• [AIM]: Every line with the string "name" should be gathered.

───── TASK MATERIAL

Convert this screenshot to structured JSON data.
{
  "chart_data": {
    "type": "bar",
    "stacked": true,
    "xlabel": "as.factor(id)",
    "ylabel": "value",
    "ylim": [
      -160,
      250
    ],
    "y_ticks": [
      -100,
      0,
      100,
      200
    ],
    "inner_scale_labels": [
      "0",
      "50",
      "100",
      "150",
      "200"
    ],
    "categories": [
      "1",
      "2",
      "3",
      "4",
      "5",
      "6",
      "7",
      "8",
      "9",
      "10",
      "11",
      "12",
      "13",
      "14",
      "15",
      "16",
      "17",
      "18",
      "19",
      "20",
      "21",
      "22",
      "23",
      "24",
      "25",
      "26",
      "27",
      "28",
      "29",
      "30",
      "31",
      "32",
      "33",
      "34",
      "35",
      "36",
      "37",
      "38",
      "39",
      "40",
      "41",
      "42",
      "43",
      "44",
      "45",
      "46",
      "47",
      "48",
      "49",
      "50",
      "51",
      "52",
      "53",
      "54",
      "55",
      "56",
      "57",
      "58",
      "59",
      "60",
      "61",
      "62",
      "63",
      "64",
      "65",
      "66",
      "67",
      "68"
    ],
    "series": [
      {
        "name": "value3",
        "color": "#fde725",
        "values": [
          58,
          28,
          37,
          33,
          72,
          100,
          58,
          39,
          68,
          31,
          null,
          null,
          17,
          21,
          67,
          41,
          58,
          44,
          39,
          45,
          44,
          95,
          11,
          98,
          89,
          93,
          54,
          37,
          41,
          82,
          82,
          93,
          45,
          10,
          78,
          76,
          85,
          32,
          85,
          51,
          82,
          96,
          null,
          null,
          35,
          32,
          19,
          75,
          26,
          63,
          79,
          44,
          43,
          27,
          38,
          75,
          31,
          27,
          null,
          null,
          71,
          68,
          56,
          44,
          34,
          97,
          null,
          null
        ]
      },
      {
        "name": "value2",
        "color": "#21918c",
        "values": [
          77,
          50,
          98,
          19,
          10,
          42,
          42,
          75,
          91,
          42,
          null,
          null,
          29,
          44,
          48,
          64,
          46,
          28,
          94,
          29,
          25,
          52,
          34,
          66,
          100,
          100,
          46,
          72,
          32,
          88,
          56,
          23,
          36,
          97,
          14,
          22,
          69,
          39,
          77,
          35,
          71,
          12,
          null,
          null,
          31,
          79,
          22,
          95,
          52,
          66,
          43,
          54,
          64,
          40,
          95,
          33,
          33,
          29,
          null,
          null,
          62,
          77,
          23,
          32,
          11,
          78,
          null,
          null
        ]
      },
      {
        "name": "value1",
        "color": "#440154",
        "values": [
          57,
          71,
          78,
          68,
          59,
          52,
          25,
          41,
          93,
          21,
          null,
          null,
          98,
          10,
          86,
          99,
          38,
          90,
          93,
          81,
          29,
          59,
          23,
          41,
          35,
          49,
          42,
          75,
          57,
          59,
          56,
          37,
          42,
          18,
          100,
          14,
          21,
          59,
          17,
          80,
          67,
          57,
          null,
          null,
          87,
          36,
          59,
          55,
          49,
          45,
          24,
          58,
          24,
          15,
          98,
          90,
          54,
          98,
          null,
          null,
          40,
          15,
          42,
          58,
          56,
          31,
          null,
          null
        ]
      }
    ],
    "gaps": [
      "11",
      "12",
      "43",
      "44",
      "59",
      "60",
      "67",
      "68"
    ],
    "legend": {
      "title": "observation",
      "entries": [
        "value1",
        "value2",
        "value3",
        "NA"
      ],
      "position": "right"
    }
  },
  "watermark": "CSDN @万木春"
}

──────────

• [OUTPUT OF THE EXERCISE]:
        "name": "value3",
        "name": "value2",
        "name": "value1",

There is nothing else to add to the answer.